§ **Data records**:
-.-.-

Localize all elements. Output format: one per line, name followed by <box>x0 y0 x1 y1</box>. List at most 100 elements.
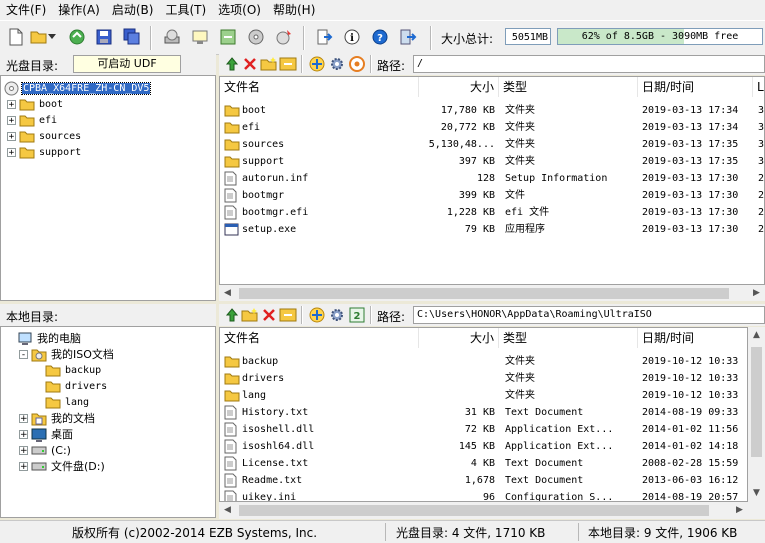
table-row[interactable]: uikey.ini 96 Configuration S... 2014-08-19 … <box>220 489 747 501</box>
local-tree-item[interactable]: lang <box>33 394 89 410</box>
table-row[interactable]: isoshl64.dll 145 KB Application Ext... 2014… <box>220 438 747 455</box>
exit-to-doc-icon[interactable] <box>314 27 334 47</box>
table-row[interactable]: bootmgr 399 KB 文件 2019-03-13 17:30 2 <box>220 187 764 204</box>
table-row[interactable]: setup.exe 79 KB 应用程序 2019-03-13 17:30 2 <box>220 221 764 238</box>
save-icon[interactable] <box>94 27 114 47</box>
local-tree-item[interactable]: + 我的文档 <box>19 410 95 426</box>
local-col-date[interactable]: 日期/时间 <box>638 328 747 348</box>
open-icon[interactable] <box>29 27 49 47</box>
cd-col-name[interactable]: 文件名 <box>220 77 419 97</box>
new-folder-icon[interactable] <box>259 54 279 74</box>
local-vertical-scrollbar[interactable]: ▲ ▼ <box>748 327 765 502</box>
menu-options[interactable]: 选项(O) <box>212 0 267 20</box>
menu-file[interactable]: 文件(F) <box>0 0 52 20</box>
local-new-folder-icon[interactable] <box>240 305 260 325</box>
table-row[interactable]: lang 文件夹 2019-10-12 10:33 <box>220 387 747 404</box>
expand-icon[interactable]: + <box>7 115 16 125</box>
local-rename-icon[interactable] <box>278 305 298 325</box>
info-icon[interactable]: i <box>342 27 362 47</box>
boot-type-field[interactable]: 可启动 UDF <box>73 55 181 73</box>
up-level-icon[interactable] <box>222 54 242 74</box>
expand-icon[interactable]: + <box>19 461 28 471</box>
cd-tree-item[interactable]: + efi <box>7 112 57 128</box>
local-tree-item[interactable]: + (C:) <box>19 442 71 458</box>
save-as-icon[interactable] <box>122 27 142 47</box>
compress-image-icon[interactable] <box>218 27 238 47</box>
cd-tree-root[interactable]: CPBA_X64FRE_ZH-CN_DV5 <box>4 80 152 96</box>
table-row[interactable]: efi 20,772 KB 文件夹 2019-03-13 17:34 3 <box>220 119 764 136</box>
mount-virtual-drive-icon[interactable] <box>246 27 266 47</box>
cd-col-extra[interactable]: L <box>753 77 764 97</box>
cd-col-size[interactable]: 大小 <box>419 77 499 97</box>
table-row[interactable]: Readme.txt 1,678 Text Document 2013-06-03 1… <box>220 472 747 489</box>
cd-tree-item[interactable]: + boot <box>7 96 63 112</box>
reload-icon[interactable] <box>67 27 87 47</box>
cd-scroll-thumb[interactable] <box>239 288 729 299</box>
local-hscroll-thumb[interactable] <box>239 505 709 516</box>
table-row[interactable]: backup 文件夹 2019-10-12 10:33 <box>220 353 747 370</box>
expand-icon[interactable]: + <box>19 413 28 423</box>
table-row[interactable]: drivers 文件夹 2019-10-12 10:33 <box>220 370 747 387</box>
local-horizontal-scrollbar[interactable]: ◀ ▶ <box>219 502 765 519</box>
cd-col-type[interactable]: 类型 <box>499 77 638 97</box>
table-row[interactable]: autorun.inf 128 Setup Information 2019-03-1… <box>220 170 764 187</box>
local-col-type[interactable]: 类型 <box>499 328 638 348</box>
local-tree-item[interactable]: backup <box>33 362 101 378</box>
table-row[interactable]: boot 17,780 KB 文件夹 2019-03-13 17:34 3 <box>220 102 764 119</box>
local-gear-icon[interactable] <box>327 305 347 325</box>
delete-icon[interactable] <box>240 54 260 74</box>
expand-icon[interactable]: + <box>7 147 16 157</box>
local-path-input[interactable]: C:\Users\HONOR\AppData\Roaming\UltraISO <box>413 306 765 324</box>
scroll-right-icon[interactable]: ▶ <box>748 285 765 302</box>
scroll-down-icon[interactable]: ▼ <box>748 485 765 502</box>
local-vscroll-thumb[interactable] <box>751 347 762 457</box>
cd-tree-item[interactable]: + sources <box>7 128 81 144</box>
rename-icon[interactable] <box>278 54 298 74</box>
open-dropdown-icon[interactable] <box>47 27 57 47</box>
local-tree-item[interactable]: drivers <box>33 378 107 394</box>
local-up-level-icon[interactable] <box>222 305 242 325</box>
scroll-left-icon[interactable]: ◀ <box>219 285 236 302</box>
menu-boot[interactable]: 启动(B) <box>106 0 160 20</box>
local-tree-item[interactable]: + 桌面 <box>19 426 73 442</box>
table-row[interactable]: bootmgr.efi 1,228 KB efi 文件 2019-03-13 17:3… <box>220 204 764 221</box>
local-tree-item[interactable]: + 文件盘(D:) <box>19 458 105 474</box>
cd-horizontal-scrollbar[interactable]: ◀ ▶ <box>219 285 765 302</box>
make-floppy-image-icon[interactable] <box>190 27 210 47</box>
local-scroll-right-icon[interactable]: ▶ <box>731 502 748 519</box>
local-tree-item[interactable]: - 我的ISO文档 <box>19 346 114 362</box>
expand-icon[interactable]: + <box>19 429 28 439</box>
new-icon[interactable] <box>6 27 26 47</box>
menu-help[interactable]: 帮助(H) <box>267 0 321 20</box>
collapse-icon[interactable]: - <box>19 349 28 359</box>
cd-path-input[interactable]: / <box>413 55 765 73</box>
local-boot-icon[interactable] <box>307 305 327 325</box>
properties-gear-icon[interactable] <box>327 54 347 74</box>
table-row[interactable]: support 397 KB 文件夹 2019-03-13 17:35 3 <box>220 153 764 170</box>
local-tree-item[interactable]: 我的电脑 <box>5 330 81 346</box>
table-row[interactable]: History.txt 31 KB Text Document 2014-08-19 … <box>220 404 747 421</box>
local-delete-icon[interactable] <box>259 305 279 325</box>
expand-icon[interactable]: + <box>7 131 16 141</box>
local-scroll-left-icon[interactable]: ◀ <box>219 502 236 519</box>
cd-tree-item[interactable]: + support <box>7 144 81 160</box>
local-refresh-icon[interactable]: 2 <box>347 305 367 325</box>
make-cd-image-icon[interactable] <box>162 27 182 47</box>
expand-icon[interactable]: + <box>7 99 16 109</box>
local-col-size[interactable]: 大小 <box>419 328 499 348</box>
cd-col-date[interactable]: 日期/时间 <box>638 77 753 97</box>
file-type: 文件 <box>505 190 525 201</box>
exit-icon[interactable] <box>398 27 418 47</box>
scroll-up-icon[interactable]: ▲ <box>748 327 765 344</box>
table-row[interactable]: sources 5,130,48... 文件夹 2019-03-13 17:35 3 <box>220 136 764 153</box>
burn-cd-icon[interactable] <box>274 27 294 47</box>
boot-sector-icon[interactable] <box>307 54 327 74</box>
table-row[interactable]: License.txt 4 KB Text Document 2008-02-28 1… <box>220 455 747 472</box>
help-icon[interactable]: ? <box>370 27 390 47</box>
menu-tools[interactable]: 工具(T) <box>159 0 212 20</box>
expand-icon[interactable]: + <box>19 445 28 455</box>
menu-action[interactable]: 操作(A) <box>52 0 106 20</box>
cd-refresh-icon[interactable] <box>347 54 367 74</box>
table-row[interactable]: isoshell.dll 72 KB Application Ext... 2014-… <box>220 421 747 438</box>
local-col-name[interactable]: 文件名 <box>220 328 419 348</box>
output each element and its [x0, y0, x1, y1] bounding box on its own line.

-.-.-

Transcribe every line of the rows above word for word, omitting the pictures.

Localize all elements. Output format: one per line, name followed by <box>x0 y0 x1 y1</box>. List at most 100 elements.
table-row[interactable]: uikey.ini 96 Configuration S... 2014-08-19 … <box>220 489 747 501</box>
local-tree-item[interactable]: lang <box>33 394 89 410</box>
table-row[interactable]: isoshl64.dll 145 KB Application Ext... 2014… <box>220 438 747 455</box>
exit-to-doc-icon[interactable] <box>314 27 334 47</box>
table-row[interactable]: bootmgr 399 KB 文件 2019-03-13 17:30 2 <box>220 187 764 204</box>
table-row[interactable]: setup.exe 79 KB 应用程序 2019-03-13 17:30 2 <box>220 221 764 238</box>
save-icon[interactable] <box>94 27 114 47</box>
local-tree-item[interactable]: + 我的文档 <box>19 410 95 426</box>
local-col-date[interactable]: 日期/时间 <box>638 328 747 348</box>
open-icon[interactable] <box>29 27 49 47</box>
cd-col-name[interactable]: 文件名 <box>220 77 419 97</box>
new-folder-icon[interactable] <box>259 54 279 74</box>
local-vertical-scrollbar[interactable]: ▲ ▼ <box>748 327 765 502</box>
menu-options[interactable]: 选项(O) <box>212 0 267 20</box>
menu-file[interactable]: 文件(F) <box>0 0 52 20</box>
local-new-folder-icon[interactable] <box>240 305 260 325</box>
table-row[interactable]: lang 文件夹 2019-10-12 10:33 <box>220 387 747 404</box>
expand-icon[interactable]: + <box>7 115 16 125</box>
local-rename-icon[interactable] <box>278 305 298 325</box>
info-icon[interactable]: i <box>342 27 362 47</box>
boot-type-field[interactable]: 可启动 UDF <box>73 55 181 73</box>
up-level-icon[interactable] <box>222 54 242 74</box>
expand-icon[interactable]: + <box>19 461 28 471</box>
cd-tree-item[interactable]: + efi <box>7 112 57 128</box>
local-tree-item[interactable]: + (C:) <box>19 442 71 458</box>
save-as-icon[interactable] <box>122 27 142 47</box>
compress-image-icon[interactable] <box>218 27 238 47</box>
cd-tree-root[interactable]: CPBA_X64FRE_ZH-CN_DV5 <box>4 80 152 96</box>
table-row[interactable]: efi 20,772 KB 文件夹 2019-03-13 17:34 3 <box>220 119 764 136</box>
mount-virtual-drive-icon[interactable] <box>246 27 266 47</box>
cd-col-extra[interactable]: L <box>753 77 764 97</box>
cd-col-size[interactable]: 大小 <box>419 77 499 97</box>
table-row[interactable]: Readme.txt 1,678 Text Document 2013-06-03 1… <box>220 472 747 489</box>
cd-tree-item[interactable]: + boot <box>7 96 63 112</box>
reload-icon[interactable] <box>67 27 87 47</box>
cd-scroll-thumb[interactable] <box>239 288 729 299</box>
local-hscroll-thumb[interactable] <box>239 505 709 516</box>
table-row[interactable]: backup 文件夹 2019-10-12 10:33 <box>220 353 747 370</box>
expand-icon[interactable]: + <box>19 413 28 423</box>
table-row[interactable]: drivers 文件夹 2019-10-12 10:33 <box>220 370 747 387</box>
local-horizontal-scrollbar[interactable]: ◀ ▶ <box>219 502 765 519</box>
cd-col-type[interactable]: 类型 <box>499 77 638 97</box>
table-row[interactable]: autorun.inf 128 Setup Information 2019-03-1… <box>220 170 764 187</box>
local-col-type[interactable]: 类型 <box>499 328 638 348</box>
local-tree-item[interactable]: backup <box>33 362 101 378</box>
table-row[interactable]: boot 17,780 KB 文件夹 2019-03-13 17:34 3 <box>220 102 764 119</box>
local-gear-icon[interactable] <box>327 305 347 325</box>
delete-icon[interactable] <box>240 54 260 74</box>
expand-icon[interactable]: + <box>7 147 16 157</box>
local-path-input[interactable]: C:\Users\HONOR\AppData\Roaming\UltraISO <box>413 306 765 324</box>
scroll-right-icon[interactable]: ▶ <box>748 285 765 302</box>
scroll-down-icon[interactable]: ▼ <box>748 485 765 502</box>
local-vscroll-thumb[interactable] <box>751 347 762 457</box>
cd-tree-item[interactable]: + sources <box>7 128 81 144</box>
rename-icon[interactable] <box>278 54 298 74</box>
open-dropdown-icon[interactable] <box>47 27 57 47</box>
local-tree-item[interactable]: drivers <box>33 378 107 394</box>
local-up-level-icon[interactable] <box>222 305 242 325</box>
scroll-left-icon[interactable]: ◀ <box>219 285 236 302</box>
menu-boot[interactable]: 启动(B) <box>106 0 160 20</box>
local-tree-item[interactable]: + 桌面 <box>19 426 73 442</box>
table-row[interactable]: bootmgr.efi 1,228 KB efi 文件 2019-03-13 17:3… <box>220 204 764 221</box>
local-tree-item[interactable]: + 文件盘(D:) <box>19 458 105 474</box>
cd-horizontal-scrollbar[interactable]: ◀ ▶ <box>219 285 765 302</box>
make-floppy-image-icon[interactable] <box>190 27 210 47</box>
local-scroll-right-icon[interactable]: ▶ <box>731 502 748 519</box>
local-tree-item[interactable]: - 我的ISO文档 <box>19 346 114 362</box>
expand-icon[interactable]: + <box>19 429 28 439</box>
new-icon[interactable] <box>6 27 26 47</box>
menu-help[interactable]: 帮助(H) <box>267 0 321 20</box>
collapse-icon[interactable]: - <box>19 349 28 359</box>
cd-path-input[interactable]: / <box>413 55 765 73</box>
local-boot-icon[interactable] <box>307 305 327 325</box>
properties-gear-icon[interactable] <box>327 54 347 74</box>
table-row[interactable]: support 397 KB 文件夹 2019-03-13 17:35 3 <box>220 153 764 170</box>
local-tree-item[interactable]: 我的电脑 <box>5 330 81 346</box>
table-row[interactable]: History.txt 31 KB Text Document 2014-08-19 … <box>220 404 747 421</box>
local-delete-icon[interactable] <box>259 305 279 325</box>
expand-icon[interactable]: + <box>7 131 16 141</box>
local-scroll-left-icon[interactable]: ◀ <box>219 502 236 519</box>
cd-tree-item[interactable]: + support <box>7 144 81 160</box>
local-refresh-icon[interactable]: 2 <box>347 305 367 325</box>
make-cd-image-icon[interactable] <box>162 27 182 47</box>
expand-icon[interactable]: + <box>7 99 16 109</box>
local-col-size[interactable]: 大小 <box>419 328 499 348</box>
cd-col-date[interactable]: 日期/时间 <box>638 77 753 97</box>
file-type: 文件 <box>505 190 525 201</box>
exit-icon[interactable] <box>398 27 418 47</box>
scroll-up-icon[interactable]: ▲ <box>748 327 765 344</box>
table-row[interactable]: sources 5,130,48... 文件夹 2019-03-13 17:35 3 <box>220 136 764 153</box>
burn-cd-icon[interactable] <box>274 27 294 47</box>
boot-sector-icon[interactable] <box>307 54 327 74</box>
table-row[interactable]: License.txt 4 KB Text Document 2008-02-28 1… <box>220 455 747 472</box>
help-icon[interactable]: ? <box>370 27 390 47</box>
menu-tools[interactable]: 工具(T) <box>159 0 212 20</box>
expand-icon[interactable]: + <box>19 445 28 455</box>
menu-action[interactable]: 操作(A) <box>52 0 106 20</box>
cd-refresh-icon[interactable] <box>347 54 367 74</box>
table-row[interactable]: isoshell.dll 72 KB Application Ext... 2014-… <box>220 421 747 438</box>
local-col-name[interactable]: 文件名 <box>220 328 419 348</box>
output each element and its [x0, y0, x1, y1] bounding box on its own line.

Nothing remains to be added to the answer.